======== Document extract ========
I was off on a brisk pace. It was a gorgeous morning. The heat cooled off a bit. There was a little cloud cover. As I approached the area I was looking to fish, I came across a crab cage that had been dropped by a boat. The heavy waves brought it in and, by the look, it had been there for some time. There were close to twenty, exhausted blue crabs inside, over 2/3 of which were females carrying their eggs beneath their tails. No one else was around. The crabs were dying. A wasted catch. 
Emotions mixed,
I clipped the wires.
Guiltily apologizing to the fisherman.
Why couldn’t you just anchor your cage?
Why did I have to find this?
With satisfaction, I let the crabs go,
Trading their release for guilt
That shadowed me the rest of my day.
Upon reaching the spot….
I hooked up my bait, and made a few casts. Three in, I felt the shudder of a bite. Set the hook. And began to reel. This was a better fish. I was right, there are bigger ones here. With out warning, I felt the tension of the line release. Did my line break? I looked. No. No it is still there, weighed down in the water by my rig. I looked at my reel. What the heck? My bail was gone. 
I buy a brand,
Though the cheapest deal,
Looking for reliability,
in my rod and reel.
But on it’s third use,
A major malfunction.
Is this karma returning
On behalf of the crab fisherman?
======== Supplied records ========
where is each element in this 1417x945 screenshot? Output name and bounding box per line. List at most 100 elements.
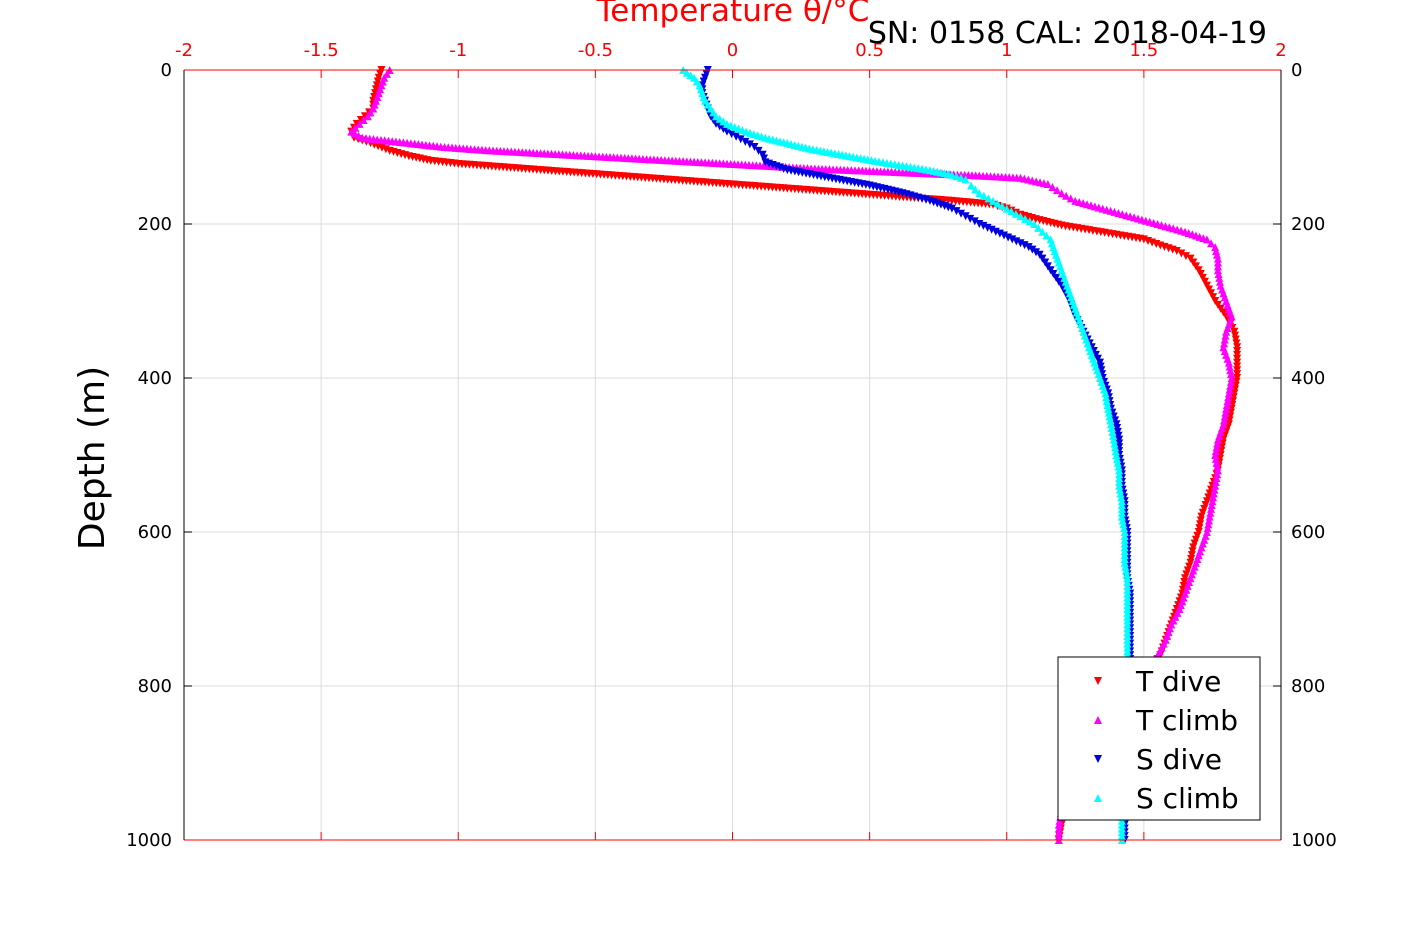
data-point <box>1222 404 1231 413</box>
data-point <box>727 130 736 139</box>
data-point <box>1034 223 1043 232</box>
data-point <box>1028 245 1037 254</box>
data-point <box>1119 524 1128 533</box>
data-point <box>1209 489 1218 498</box>
data-point <box>1066 194 1075 203</box>
legend-label: S dive <box>1136 743 1222 776</box>
data-point <box>952 172 961 181</box>
data-point <box>1106 420 1115 429</box>
data-point <box>1213 435 1222 444</box>
data-point <box>363 112 372 121</box>
data-point <box>1211 243 1220 252</box>
data-point <box>1213 250 1222 259</box>
data-point <box>1057 189 1066 198</box>
chart-title: Temperature θ/°C <box>596 0 870 29</box>
x-tick-label: -0.5 <box>578 40 613 61</box>
data-point <box>1062 191 1071 200</box>
data-point <box>1115 481 1124 490</box>
data-point <box>1222 327 1231 336</box>
y-tick-label-left: 0 <box>161 60 172 81</box>
data-point <box>1048 183 1057 192</box>
data-point <box>947 170 956 179</box>
legend-label: T dive <box>1135 665 1221 698</box>
data-point <box>1213 266 1222 275</box>
data-point <box>745 140 754 149</box>
y-tick-label-right: 800 <box>1291 676 1325 697</box>
data-point <box>1122 570 1131 579</box>
y-tick-label-right: 1000 <box>1291 830 1337 851</box>
data-point <box>1204 520 1213 529</box>
data-point <box>1053 186 1062 195</box>
data-point <box>971 185 980 194</box>
data-point <box>1114 462 1123 471</box>
data-point <box>1227 374 1236 382</box>
data-point <box>1212 443 1221 452</box>
data-point <box>1211 447 1220 456</box>
legend-marker <box>1094 794 1102 802</box>
data-point <box>1106 416 1115 425</box>
data-point <box>1212 246 1221 255</box>
y-tick-label-right: 400 <box>1291 368 1325 389</box>
series-s-climb <box>679 66 1132 844</box>
data-point <box>1211 451 1220 459</box>
data-point <box>1117 493 1126 502</box>
data-point <box>1109 435 1118 444</box>
data-point <box>1207 501 1216 510</box>
data-point <box>1122 566 1131 575</box>
data-point <box>1102 393 1111 402</box>
data-point <box>1207 239 1216 248</box>
data-point <box>1226 377 1235 386</box>
data-point <box>1225 362 1234 371</box>
data-point <box>1223 397 1232 406</box>
data-point <box>1030 220 1039 228</box>
data-point <box>1212 458 1221 467</box>
data-point <box>1104 408 1113 417</box>
x-tick-label: 0 <box>727 40 738 61</box>
data-point <box>1220 412 1229 421</box>
legend-marker <box>1094 677 1102 685</box>
data-point <box>1205 512 1214 521</box>
y-tick-label-left: 800 <box>138 676 172 697</box>
data-point <box>1220 335 1229 344</box>
data-point <box>1215 277 1224 286</box>
data-point <box>998 202 1007 211</box>
data-point <box>1226 366 1235 375</box>
data-point <box>1118 516 1127 525</box>
data-point <box>1211 454 1220 463</box>
data-point <box>1220 416 1229 425</box>
data-point <box>952 207 961 216</box>
data-point <box>1226 381 1235 390</box>
data-point <box>1220 339 1229 348</box>
data-point <box>1112 451 1121 459</box>
data-point <box>1213 470 1222 479</box>
data-point <box>1205 516 1214 525</box>
legend-label: T climb <box>1135 704 1238 737</box>
data-point <box>1108 427 1117 436</box>
data-point <box>966 214 975 223</box>
data-point <box>741 137 750 146</box>
data-point <box>1107 424 1116 433</box>
data-point <box>1024 243 1033 252</box>
data-point <box>351 123 360 132</box>
data-point <box>993 199 1002 208</box>
data-point <box>1215 273 1224 282</box>
data-point <box>1102 397 1111 406</box>
serial-calibration-annotation: SN: 0158 CAL: 2018-04-19 <box>868 16 1267 51</box>
data-point <box>989 196 998 205</box>
data-point <box>1203 524 1212 533</box>
data-point <box>979 191 988 200</box>
data-point <box>1211 477 1220 486</box>
data-point <box>1212 474 1221 483</box>
data-point <box>1208 497 1217 506</box>
x-tick-label: -2 <box>175 40 193 61</box>
data-point <box>1105 412 1114 421</box>
data-point <box>1104 404 1113 413</box>
data-point <box>1177 249 1186 258</box>
data-point <box>1025 217 1034 226</box>
data-point <box>970 217 979 226</box>
data-point <box>1119 520 1128 529</box>
data-point <box>1110 439 1119 448</box>
data-point <box>1002 204 1011 213</box>
data-point <box>1209 493 1218 502</box>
========
**Challenges**
[a] In the fishing account, what share of the crabs found in the cage were females carrying eggs?
[b] Carry the fishing account forward from its final line.

**Task-by-task answers**
[a] Over two-thirds of them.

[b]
*sigh* It is what it is. My fishing ended early. After reeling in by hand, my largest croaker yet, I started back.  I walked past the empty crab cage wondering if I was too rash in my actions. Should I have left them there? They would have died. The boat would not drive up to shore to fetch an errant cage. At least, I hope not. For if they would, I feel even worse. My clipping isn’t anything they can’t fix, but still, maybe I should have left it alone. 
I walked back, feeling sour. I wasn’t sure how to receive this morning. Would I have been better off at work today? I suppose not. 
Walking and reflecting,
Singing to myself,
I spotted a pod of dolphins
playing in the waves.
Jumping, playing,
Diving, and chuffing. 
Laughing in turbulent waters,
They put on a show.
Up and down.
I sat and watched. 
Some days are fulfilling,
And some are not.
If you look close, you can see a fin.
All in all, the reel ended up being an easy fix. I had another broken reel, that willingly donated a few parts. It has been a busy morning. Full of activities. Some brought me up, some brought me down. Tides move the same way. There is no up, without a down. And I must remind myself, a bad day on the water, is still better than most days off.
Lunch and a nap sounds like a good activity for the afternoon. Yeah. I think that will be good. Up with the tides. Up with the sheets. Up with the corners of my mouth.


And things go up… Peanut Butter, Honey and Cinnamon on Vanilla Ice Cream.
Heck yes I did.

Surf’s up!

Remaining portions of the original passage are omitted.